• Short exercise: Find how many lines in the data below include the word "name", then write only that number.

• Data supplied:
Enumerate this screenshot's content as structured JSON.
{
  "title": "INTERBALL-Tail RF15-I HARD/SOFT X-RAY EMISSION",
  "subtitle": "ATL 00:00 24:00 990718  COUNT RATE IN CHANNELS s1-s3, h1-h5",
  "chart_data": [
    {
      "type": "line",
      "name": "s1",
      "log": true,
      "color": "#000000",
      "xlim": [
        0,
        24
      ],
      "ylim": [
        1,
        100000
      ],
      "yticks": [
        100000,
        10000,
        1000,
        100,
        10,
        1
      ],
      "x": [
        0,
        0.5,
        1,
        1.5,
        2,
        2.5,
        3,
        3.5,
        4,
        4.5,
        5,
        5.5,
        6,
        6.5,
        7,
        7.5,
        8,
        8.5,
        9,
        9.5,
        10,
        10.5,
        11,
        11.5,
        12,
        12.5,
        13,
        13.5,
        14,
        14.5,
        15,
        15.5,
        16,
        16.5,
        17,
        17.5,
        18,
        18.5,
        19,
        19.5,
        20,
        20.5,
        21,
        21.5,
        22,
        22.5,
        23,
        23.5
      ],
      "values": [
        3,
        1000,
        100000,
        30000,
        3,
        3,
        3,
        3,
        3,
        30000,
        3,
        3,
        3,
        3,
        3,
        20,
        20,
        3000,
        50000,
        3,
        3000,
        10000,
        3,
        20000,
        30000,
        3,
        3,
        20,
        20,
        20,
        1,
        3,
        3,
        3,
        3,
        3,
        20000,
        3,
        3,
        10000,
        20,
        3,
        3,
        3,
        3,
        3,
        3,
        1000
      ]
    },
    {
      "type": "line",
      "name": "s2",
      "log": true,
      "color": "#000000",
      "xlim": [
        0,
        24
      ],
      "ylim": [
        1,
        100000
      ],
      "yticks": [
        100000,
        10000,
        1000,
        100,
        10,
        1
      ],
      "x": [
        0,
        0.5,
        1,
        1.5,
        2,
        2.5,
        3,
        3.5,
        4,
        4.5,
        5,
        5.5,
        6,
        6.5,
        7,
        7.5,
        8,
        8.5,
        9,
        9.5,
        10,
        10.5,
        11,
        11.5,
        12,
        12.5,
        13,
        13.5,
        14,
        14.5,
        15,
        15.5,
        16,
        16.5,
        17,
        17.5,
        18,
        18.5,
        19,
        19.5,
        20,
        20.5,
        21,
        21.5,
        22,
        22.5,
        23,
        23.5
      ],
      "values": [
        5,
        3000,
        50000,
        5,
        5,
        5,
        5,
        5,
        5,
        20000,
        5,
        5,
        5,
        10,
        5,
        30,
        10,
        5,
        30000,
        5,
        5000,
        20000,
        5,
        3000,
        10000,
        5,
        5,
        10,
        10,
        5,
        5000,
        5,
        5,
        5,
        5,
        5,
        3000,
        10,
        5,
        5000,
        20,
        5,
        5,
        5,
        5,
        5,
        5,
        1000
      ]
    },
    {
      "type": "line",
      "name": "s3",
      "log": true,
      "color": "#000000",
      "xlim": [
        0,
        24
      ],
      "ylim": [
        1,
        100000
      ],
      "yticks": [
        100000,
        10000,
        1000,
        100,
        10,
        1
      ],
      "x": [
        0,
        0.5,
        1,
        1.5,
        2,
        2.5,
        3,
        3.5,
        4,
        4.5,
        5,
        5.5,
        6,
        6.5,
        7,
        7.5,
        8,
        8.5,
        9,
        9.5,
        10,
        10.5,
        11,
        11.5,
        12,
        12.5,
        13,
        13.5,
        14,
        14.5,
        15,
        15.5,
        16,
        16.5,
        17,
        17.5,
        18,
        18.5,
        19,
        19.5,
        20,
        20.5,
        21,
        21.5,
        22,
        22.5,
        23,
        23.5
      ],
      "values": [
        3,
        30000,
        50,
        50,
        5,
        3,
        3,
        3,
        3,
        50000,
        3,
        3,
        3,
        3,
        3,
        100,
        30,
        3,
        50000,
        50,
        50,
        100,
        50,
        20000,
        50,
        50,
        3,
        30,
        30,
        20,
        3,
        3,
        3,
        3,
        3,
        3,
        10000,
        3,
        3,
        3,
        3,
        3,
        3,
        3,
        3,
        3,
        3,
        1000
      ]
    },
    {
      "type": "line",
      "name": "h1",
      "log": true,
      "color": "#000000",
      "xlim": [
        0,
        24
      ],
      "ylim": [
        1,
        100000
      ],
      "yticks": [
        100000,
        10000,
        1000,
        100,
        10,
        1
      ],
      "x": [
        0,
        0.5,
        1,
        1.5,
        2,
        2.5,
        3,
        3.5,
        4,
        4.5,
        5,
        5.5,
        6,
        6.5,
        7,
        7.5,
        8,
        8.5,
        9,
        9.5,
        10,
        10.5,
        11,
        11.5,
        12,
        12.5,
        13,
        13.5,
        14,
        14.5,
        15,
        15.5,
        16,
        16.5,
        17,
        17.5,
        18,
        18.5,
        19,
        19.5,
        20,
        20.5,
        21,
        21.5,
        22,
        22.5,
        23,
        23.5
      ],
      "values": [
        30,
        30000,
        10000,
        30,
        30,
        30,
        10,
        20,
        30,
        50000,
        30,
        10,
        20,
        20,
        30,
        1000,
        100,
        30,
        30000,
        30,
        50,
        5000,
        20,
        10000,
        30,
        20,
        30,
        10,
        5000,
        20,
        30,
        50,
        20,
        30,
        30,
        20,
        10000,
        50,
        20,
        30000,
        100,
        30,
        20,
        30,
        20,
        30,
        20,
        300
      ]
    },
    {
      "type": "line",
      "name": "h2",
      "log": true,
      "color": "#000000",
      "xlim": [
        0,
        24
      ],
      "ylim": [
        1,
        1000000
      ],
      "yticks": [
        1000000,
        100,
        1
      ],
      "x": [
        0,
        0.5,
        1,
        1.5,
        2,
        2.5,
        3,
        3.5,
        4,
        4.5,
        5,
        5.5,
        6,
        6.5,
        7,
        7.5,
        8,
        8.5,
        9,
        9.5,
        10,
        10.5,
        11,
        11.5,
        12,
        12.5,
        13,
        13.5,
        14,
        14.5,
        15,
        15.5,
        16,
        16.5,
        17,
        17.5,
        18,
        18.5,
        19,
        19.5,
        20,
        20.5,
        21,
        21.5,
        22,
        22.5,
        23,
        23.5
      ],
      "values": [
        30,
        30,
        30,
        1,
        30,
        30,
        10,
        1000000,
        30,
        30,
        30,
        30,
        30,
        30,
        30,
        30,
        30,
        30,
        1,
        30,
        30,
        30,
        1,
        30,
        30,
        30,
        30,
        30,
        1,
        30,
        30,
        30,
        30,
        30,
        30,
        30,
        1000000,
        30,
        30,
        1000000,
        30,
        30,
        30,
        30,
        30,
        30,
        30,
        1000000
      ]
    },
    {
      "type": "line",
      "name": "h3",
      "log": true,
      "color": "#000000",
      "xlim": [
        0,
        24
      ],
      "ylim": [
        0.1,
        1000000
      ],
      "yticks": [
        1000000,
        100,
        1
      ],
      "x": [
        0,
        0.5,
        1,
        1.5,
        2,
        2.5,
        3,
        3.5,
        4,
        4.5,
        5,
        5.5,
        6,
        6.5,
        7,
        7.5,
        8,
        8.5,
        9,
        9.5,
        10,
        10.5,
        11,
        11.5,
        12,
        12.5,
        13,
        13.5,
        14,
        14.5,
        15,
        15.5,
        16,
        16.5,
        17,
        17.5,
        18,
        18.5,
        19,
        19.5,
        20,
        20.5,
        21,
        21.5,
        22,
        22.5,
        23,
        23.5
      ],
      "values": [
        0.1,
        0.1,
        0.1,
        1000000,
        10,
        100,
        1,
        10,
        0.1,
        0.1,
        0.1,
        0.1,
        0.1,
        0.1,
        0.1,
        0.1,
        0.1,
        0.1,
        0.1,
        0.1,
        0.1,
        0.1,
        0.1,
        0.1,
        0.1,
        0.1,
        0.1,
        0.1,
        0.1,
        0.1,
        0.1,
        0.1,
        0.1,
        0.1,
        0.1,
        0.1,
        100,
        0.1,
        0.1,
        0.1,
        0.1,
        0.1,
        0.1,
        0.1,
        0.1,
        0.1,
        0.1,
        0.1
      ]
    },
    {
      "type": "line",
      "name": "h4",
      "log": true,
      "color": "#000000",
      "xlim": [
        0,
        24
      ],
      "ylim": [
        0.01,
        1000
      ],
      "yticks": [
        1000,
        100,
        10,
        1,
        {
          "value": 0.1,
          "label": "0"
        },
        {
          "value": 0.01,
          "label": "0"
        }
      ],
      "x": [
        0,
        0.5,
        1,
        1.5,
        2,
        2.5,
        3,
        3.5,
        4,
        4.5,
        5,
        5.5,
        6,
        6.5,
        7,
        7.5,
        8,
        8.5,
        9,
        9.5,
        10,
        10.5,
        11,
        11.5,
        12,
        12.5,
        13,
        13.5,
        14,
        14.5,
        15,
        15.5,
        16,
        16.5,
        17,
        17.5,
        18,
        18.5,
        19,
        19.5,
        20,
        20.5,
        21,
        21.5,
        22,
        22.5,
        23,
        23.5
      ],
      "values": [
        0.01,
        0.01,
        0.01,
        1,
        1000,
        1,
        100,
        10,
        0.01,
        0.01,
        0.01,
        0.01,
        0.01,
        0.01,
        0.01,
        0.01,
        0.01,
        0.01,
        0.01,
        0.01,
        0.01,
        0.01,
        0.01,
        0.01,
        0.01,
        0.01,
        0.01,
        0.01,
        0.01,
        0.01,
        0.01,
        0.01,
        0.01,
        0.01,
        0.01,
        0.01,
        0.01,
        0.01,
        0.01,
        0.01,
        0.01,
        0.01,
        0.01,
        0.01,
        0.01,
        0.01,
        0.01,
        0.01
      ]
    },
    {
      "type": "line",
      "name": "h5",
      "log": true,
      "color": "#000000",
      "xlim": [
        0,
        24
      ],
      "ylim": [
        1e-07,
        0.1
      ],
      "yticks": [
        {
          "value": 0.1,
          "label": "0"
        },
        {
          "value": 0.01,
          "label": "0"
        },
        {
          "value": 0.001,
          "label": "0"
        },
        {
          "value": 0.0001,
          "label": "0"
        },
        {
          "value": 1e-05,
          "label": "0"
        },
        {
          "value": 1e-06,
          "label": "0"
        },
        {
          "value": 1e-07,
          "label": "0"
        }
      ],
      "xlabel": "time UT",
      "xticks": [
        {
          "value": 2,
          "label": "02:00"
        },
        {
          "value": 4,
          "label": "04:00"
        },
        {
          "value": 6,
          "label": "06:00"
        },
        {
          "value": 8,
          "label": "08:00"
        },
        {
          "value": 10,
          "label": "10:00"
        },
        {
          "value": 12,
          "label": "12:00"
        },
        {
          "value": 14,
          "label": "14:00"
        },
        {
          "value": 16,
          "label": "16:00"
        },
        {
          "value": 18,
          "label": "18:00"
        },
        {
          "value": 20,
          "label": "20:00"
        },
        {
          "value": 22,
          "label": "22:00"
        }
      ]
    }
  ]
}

• Exercise solution: 8